Written instruction
Continue the Noisy DQN code for Lunar Lander, starting right after its last line.

Passage shown
— START —

Setting up hyperparameters like learning rate, batch size, exploration rates, and defining the file path for saving the trained DQN model.

In [2]:
# Define the Parameters
GAMMA = 0.99
BATCH_SIZE = 128
BUFFER_SIZE = 10000
EPS_START = 1.0
EPS_END = 0.01
EPS_DECAY = 0.995
LEARNING_RATE = 0.0005
solved_score = 195 

In [3]:
model_save_path = 'models/noisy_dqn_lunarlander_model.pth'

# Create the 'models' directory if it doesn't exist
model_directory = os.path.dirname(model_save_path)
if not os.path.exists(model_directory):
    os.makedirs(model_directory)
    
folder_path = 'average_scores/'

# Create the folder if it doesn't exist
if not os.path.exists(folder_path):
    os.makedirs(folder_path)

### Noisy Linear Layer Implementation


In [4]:
class NoisyLinear(nn.Module):
    def __init__(self, in_size, out_size):
        super(NoisyLinear, self).__init__()

        self.w_mu = nn.Parameter(torch.empty((out_size, in_size)))
        self.w_sigma = nn.Parameter(torch.empty((out_size, in_size)))
        self.b_mu = nn.Parameter(torch.empty((out_size)))
        self.b_sigma = nn.Parameter(torch.empty((out_size)))

        uniform_(self.w_mu, -math.sqrt(3 / in_size), math.sqrt(3 / in_size))
        uniform_(self.b_mu, -math.sqrt(3 / in_size), math.sqrt(3 / in_size))
        nn.init.constant_(self.w_sigma, 0.017)
        nn.init.constant_(self.b_sigma, 0.017)

    def forward(self, x, sigma=1):  # Adjust sigma as needed
        if self.training:
            w_noise = torch.normal(0, sigma, size=self.w_mu.size())
            b_noise = torch.normal(0, sigma, size=self.b_mu.size())

— END —

Record excerpts

— START —

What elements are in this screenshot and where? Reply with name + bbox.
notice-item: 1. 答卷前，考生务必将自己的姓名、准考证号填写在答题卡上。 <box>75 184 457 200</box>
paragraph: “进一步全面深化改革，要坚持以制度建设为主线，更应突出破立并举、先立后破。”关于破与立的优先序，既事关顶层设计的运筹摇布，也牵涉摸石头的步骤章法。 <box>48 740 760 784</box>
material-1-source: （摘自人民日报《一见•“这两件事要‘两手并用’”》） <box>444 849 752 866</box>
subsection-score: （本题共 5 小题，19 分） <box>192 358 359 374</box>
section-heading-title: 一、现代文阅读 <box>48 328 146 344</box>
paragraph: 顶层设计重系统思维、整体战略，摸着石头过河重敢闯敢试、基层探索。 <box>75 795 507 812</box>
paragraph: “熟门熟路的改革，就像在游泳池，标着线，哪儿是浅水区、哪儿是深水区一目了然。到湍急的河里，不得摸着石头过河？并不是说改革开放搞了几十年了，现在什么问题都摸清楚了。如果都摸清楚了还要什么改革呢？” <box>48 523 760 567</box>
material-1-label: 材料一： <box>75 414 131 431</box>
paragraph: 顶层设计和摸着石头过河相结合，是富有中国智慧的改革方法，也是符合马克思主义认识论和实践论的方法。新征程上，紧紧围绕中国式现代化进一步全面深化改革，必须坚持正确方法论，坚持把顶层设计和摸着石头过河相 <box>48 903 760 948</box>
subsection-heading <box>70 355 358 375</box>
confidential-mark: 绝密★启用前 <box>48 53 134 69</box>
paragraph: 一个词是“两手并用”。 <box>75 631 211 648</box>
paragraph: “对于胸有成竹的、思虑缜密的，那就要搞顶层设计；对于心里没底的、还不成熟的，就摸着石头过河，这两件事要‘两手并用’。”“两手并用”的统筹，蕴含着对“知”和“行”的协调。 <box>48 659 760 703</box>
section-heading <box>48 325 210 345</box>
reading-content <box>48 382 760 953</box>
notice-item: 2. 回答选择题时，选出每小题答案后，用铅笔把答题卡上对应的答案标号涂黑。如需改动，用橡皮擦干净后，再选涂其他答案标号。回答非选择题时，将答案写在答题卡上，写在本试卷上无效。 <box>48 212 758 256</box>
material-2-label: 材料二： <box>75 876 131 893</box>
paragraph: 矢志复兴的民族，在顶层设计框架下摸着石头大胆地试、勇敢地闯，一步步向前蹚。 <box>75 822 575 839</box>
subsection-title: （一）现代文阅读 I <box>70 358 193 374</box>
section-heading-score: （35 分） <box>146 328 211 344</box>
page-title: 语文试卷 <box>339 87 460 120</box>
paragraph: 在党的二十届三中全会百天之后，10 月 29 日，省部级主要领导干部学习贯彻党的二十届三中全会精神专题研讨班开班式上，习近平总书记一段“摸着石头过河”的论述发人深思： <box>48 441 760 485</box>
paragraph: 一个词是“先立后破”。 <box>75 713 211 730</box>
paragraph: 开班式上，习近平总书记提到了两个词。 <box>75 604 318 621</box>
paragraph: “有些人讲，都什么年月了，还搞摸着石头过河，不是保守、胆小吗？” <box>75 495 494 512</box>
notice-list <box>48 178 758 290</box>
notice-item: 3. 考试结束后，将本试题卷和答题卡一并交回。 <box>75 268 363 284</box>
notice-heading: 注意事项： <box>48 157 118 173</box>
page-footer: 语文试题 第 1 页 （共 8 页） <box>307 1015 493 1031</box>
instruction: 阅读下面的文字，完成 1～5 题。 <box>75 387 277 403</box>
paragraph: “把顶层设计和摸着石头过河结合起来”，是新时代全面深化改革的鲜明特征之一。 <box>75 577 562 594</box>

— END —

The result
            return F.linear(x, self.w_mu + self.w_sigma * w_noise, self.b_mu + self.b_sigma * b_noise)
        else:
            return F.linear(x, self.w_mu, self.b_mu)

### Noisy DQN Model

Below is the neural network that will approximate the Q-value function. The network will take the state as input and output Q-values for each action.

In [5]:
class DQN(nn.Module):
    def __init__(self, state_size, action_size):
        super(DQN, self).__init__()
        self.fc1 = NoisyLinear(state_size, 64)
        self.fc2 = NoisyLinear(64, 64)
        self.fc3 = NoisyLinear(64, action_size)

    def forward(self, x):
        x = F.relu(self.fc1(x))
        x = F.relu(self.fc2(x))
        return self.fc3(x)

### Replay Memory

Using a replay memory to store transitions that the agent observes, allowing to reuse this data later. This helps in breaking the correlation between consecutive learning samples.

In [6]:
Transition = namedtuple('Transition', ('state', 'action', 'next_state', 'reward', 'done'))

class ReplayMemory:
    def __init__(self, capacity):
        self.memory = deque([], maxlen=capacity)

    def push(self, *args):
        self.memory.append(Transition(*args))

    def sample(self, batch_size):
        return random.sample(self.memory, batch_size)

    def __len__(self):
        return len(self.memory)

### DQN Agent Class

Encapsulating the learning mechanisms of the DQN agent, including action selection, model optimization, and interaction with the replay memory, along with managing the exploration rate decay.

In [7]:
class DQNAgent:
    def __init__(self, state_size, action_size):
        self.state_size = state_size
        self.action_size = action_size
        self.epsilon = EPS_START

        self.policy_net = DQN(state_size, action_size)
        self.target_net = DQN(state_size, action_size)
        self.target_net.load_state_dict(self.policy_net.state_dict())
        self.target_net.eval()

        self.optimizer = optim.Adam(self.policy_net.parameters(), lr=LEARNING_RATE)
        self.memory = ReplayMemory(BUFFER_SIZE)

    def select_action(self, state):
        sample = random.random()
        eps_threshold = self.epsilon
        if sample > eps_threshold:
            with torch.no_grad():
                return self.policy_net(state).max(1)[1].view(1, 1)
        else:
            return torch.tensor([[random.randrange(self.action_size)]], dtype=torch.long)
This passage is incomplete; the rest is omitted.